■ TASK GOAL:
Check each statement against the factor XIII abstract below. For each, answer yes or no and quote the abstract's words that settle it.
1. Every patient in the study had their first acute heart attack before age 36.
2. Carriers of the Leu34 allele were more common among patients than among controls.
3. The people in the control group had no family history of early coronary heart disease.

*** PROVIDED TEXT Section Begins ***

Factor XIII Val34Leu polymorphism and the risk of myocardial infarction under the age of 36 years

Loukianos S. Rallidis; Marianna Politou; Christoforos Komporozos; Demosthenes B. Panagiotakos; Chrisoula I. Belessi; Anthi Travlou; John Lekakis; Dimitrios T. Kremastinos

doi:10.1160/TH07-12-0755

Thrombosis and Haemostasis, Table of Contents

Thromb Haemost 2008; 99(06): 1085-1089
DOI: 10.1160/TH07-12-0755

Cardiovascular Biology and Cell Signalling

Schattauer GmbH

Factor XIII Val34Leu polymorphism and the risk of myocardial infarction under the age of 36 years

Authors

Loukianos S. Rallidis

¹Second Department of Cardiology, Attikon Hospital, School of Medicine, University of Athens, Athens, Greece
Marianna Politou

²Laboratory of Haematology and Blood Transfusion Unit, Attikon Hospital, School of Medicine, University of Athens, Athens, Greece
Christoforos Komporozos

¹Second Department of Cardiology, Attikon Hospital, School of Medicine, University of Athens, Athens, Greece
Demosthenes B. Panagiotakos

³Department of Nutrition Science – Dietetics, Harokopio University, Athens, Greece
Chrisoula I. Belessi

⁴Department of Haematology, General Hospital of Hospital of Nikea, Piraeus, Greece
Anthi Travlou

²Laboratory of Haematology and Blood Transfusion Unit, Attikon Hospital, School of Medicine, University of Athens, Athens, Greece
John Lekakis

¹Second Department of Cardiology, Attikon Hospital, School of Medicine, University of Athens, Athens, Greece
Dimitrios T. Kremastinos

¹Second Department of Cardiology, Attikon Hospital, School of Medicine, University of Athens, Athens, Greece

Abstract

Summary

There are limited and controversial data regarding the impact of factor XIII (FXIII) Val34Leu polymorphism in the pathogenesis of premature myocardial infarction (MI). We examined whether FXIII Val34Leu polymorphism is associated with the development of early MI.We recruited 159 consecutive patients who had survived their first acute MI under the age of 36 years (mean age=32.1 ± 3.6 years, 138 were men). The control group consisted of 121 healthy individuals matched with cases for age and sex, without a family history of premature coronary heart disease (CHD). FXIII Val34Leu polymorphism was tested with polymerase chain reaction and reverse hybridization. There was a lower prevalence of carriers of the Leu34 allele in patients than in controls (30.2 vs. 47.1%, p=0.006). FXIII Val34Leu polymorphism was associated with lower risk for acute MI after adjusting for major cardiovascular risk factors (odds ratio [OR] = 0.51, 95% confidence interval [CI] 0.27–0.95, p=0.03). Subgroup analysis according to angiographic findings (“normal” coronary arteries [n=29] or significant CHD [n=130]) showed that only patients with MI and significant CHD had lower prevalence of carriers of the Leu34 allele compared to controls after adjusting for major cardiovascular risk factors (OR = 0.42, 95% CI 0.22–0.83, p=0.01). Our data indicate that FXIII Val34Leu polymorphism has a protective effect against the development of MI under the age of 36 years, particularly in the setting of significant CHD.

*** PROVIDED TEXT Section Ends ***
*** MATERIAL SUPPLIED Section Begins ***

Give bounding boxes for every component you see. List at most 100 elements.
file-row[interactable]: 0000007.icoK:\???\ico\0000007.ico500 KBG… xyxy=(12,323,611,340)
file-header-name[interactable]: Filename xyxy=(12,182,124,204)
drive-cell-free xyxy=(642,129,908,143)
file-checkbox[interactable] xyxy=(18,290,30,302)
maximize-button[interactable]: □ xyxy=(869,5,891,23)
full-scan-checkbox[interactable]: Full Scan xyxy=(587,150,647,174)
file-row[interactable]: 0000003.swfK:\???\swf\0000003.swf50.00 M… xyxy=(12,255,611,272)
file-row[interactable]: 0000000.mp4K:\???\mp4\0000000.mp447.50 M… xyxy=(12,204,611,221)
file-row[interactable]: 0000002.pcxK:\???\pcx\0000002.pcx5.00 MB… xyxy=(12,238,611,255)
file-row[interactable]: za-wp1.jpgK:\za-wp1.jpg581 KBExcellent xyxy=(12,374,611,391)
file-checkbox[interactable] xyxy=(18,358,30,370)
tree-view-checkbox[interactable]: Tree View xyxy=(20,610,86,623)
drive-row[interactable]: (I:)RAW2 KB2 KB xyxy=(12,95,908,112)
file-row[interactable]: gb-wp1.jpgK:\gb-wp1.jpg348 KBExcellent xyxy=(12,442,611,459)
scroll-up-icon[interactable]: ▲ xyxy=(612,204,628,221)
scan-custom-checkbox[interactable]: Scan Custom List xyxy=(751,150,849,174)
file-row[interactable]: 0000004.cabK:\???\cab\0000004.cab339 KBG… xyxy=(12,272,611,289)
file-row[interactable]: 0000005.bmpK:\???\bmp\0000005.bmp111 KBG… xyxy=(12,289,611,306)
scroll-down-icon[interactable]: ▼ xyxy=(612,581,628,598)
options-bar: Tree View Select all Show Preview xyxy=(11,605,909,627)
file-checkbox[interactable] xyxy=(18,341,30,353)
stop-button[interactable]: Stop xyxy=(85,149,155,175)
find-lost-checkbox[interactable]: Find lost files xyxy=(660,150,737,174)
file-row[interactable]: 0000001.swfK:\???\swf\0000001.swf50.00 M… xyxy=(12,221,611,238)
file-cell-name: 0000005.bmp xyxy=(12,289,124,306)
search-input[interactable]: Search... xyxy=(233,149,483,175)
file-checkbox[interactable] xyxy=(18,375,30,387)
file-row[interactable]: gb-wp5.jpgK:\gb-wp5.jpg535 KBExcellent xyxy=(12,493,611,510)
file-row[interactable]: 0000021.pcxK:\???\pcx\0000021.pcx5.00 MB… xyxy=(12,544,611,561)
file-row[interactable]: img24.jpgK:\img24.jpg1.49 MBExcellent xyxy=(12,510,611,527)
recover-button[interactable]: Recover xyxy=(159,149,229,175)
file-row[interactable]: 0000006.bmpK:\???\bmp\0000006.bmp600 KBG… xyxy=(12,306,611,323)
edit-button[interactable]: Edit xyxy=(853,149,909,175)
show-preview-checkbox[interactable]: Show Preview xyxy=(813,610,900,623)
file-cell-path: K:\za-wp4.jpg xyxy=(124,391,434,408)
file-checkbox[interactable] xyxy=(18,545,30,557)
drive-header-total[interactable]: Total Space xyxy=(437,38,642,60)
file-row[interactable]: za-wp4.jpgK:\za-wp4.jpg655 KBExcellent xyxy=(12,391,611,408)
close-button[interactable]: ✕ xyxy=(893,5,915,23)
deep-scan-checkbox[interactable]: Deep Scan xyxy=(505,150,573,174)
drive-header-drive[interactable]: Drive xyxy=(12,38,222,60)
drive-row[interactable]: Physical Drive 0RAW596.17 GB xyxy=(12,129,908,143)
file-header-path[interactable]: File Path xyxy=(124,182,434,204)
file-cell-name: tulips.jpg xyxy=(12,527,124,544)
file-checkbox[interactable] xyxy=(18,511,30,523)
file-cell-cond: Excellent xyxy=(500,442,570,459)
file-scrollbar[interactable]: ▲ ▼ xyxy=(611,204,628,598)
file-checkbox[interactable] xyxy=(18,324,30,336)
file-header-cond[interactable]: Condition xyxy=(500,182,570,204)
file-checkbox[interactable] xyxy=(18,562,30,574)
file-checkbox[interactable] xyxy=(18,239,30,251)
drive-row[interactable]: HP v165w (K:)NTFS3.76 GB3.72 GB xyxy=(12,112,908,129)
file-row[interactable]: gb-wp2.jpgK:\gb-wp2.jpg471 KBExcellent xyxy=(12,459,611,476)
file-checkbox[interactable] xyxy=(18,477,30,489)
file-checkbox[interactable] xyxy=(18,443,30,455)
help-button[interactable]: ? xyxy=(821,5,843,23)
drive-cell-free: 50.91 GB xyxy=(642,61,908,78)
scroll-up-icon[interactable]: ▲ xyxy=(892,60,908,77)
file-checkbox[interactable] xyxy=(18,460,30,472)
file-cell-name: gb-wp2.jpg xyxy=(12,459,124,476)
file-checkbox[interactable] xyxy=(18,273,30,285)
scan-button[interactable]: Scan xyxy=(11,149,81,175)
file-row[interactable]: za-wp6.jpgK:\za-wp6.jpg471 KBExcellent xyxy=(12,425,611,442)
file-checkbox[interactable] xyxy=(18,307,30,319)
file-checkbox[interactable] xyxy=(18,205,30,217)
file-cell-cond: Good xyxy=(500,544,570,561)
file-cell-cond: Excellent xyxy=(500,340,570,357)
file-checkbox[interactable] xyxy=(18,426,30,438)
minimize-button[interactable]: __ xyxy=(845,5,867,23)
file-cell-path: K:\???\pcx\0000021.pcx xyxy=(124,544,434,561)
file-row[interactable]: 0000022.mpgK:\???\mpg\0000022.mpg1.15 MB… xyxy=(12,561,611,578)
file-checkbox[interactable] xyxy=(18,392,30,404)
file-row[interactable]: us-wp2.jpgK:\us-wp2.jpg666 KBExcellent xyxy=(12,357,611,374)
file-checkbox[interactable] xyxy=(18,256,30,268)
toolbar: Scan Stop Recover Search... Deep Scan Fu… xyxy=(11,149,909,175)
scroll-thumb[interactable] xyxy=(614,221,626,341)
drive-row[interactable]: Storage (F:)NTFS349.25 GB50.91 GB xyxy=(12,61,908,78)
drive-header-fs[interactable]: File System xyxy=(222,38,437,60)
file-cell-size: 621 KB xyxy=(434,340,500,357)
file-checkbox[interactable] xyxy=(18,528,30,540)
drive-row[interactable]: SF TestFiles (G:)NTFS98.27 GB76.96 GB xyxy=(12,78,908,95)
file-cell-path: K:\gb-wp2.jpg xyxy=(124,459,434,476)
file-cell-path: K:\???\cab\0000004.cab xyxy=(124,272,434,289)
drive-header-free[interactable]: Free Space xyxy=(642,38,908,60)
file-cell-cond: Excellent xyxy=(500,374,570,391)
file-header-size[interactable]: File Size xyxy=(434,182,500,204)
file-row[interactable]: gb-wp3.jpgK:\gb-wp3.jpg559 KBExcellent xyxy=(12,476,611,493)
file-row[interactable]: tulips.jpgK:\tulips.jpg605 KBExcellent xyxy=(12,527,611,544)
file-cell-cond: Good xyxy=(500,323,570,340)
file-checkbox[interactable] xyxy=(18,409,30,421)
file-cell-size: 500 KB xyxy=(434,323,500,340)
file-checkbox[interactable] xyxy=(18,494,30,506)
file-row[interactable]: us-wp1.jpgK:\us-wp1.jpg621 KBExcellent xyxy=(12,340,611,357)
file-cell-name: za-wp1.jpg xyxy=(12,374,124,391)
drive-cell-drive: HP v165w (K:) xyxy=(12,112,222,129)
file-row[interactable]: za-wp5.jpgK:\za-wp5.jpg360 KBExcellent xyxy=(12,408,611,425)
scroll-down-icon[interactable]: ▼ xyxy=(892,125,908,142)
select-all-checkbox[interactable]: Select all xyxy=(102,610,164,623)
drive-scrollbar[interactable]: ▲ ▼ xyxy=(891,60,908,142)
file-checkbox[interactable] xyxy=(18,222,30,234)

*** MATERIAL SUPPLIED Section Ends ***

■ FINAL ANSWER:
1. Yes: "159 consecutive patients who had survived their first acute MI under the age of 36 years"
2. No: "There was a lower prevalence of carriers of the Leu34 allele in patients than in controls (30.2 vs. 47.1%, p=0.006)"
3. Yes: "without a family history of premature coronary heart disease (CHD)"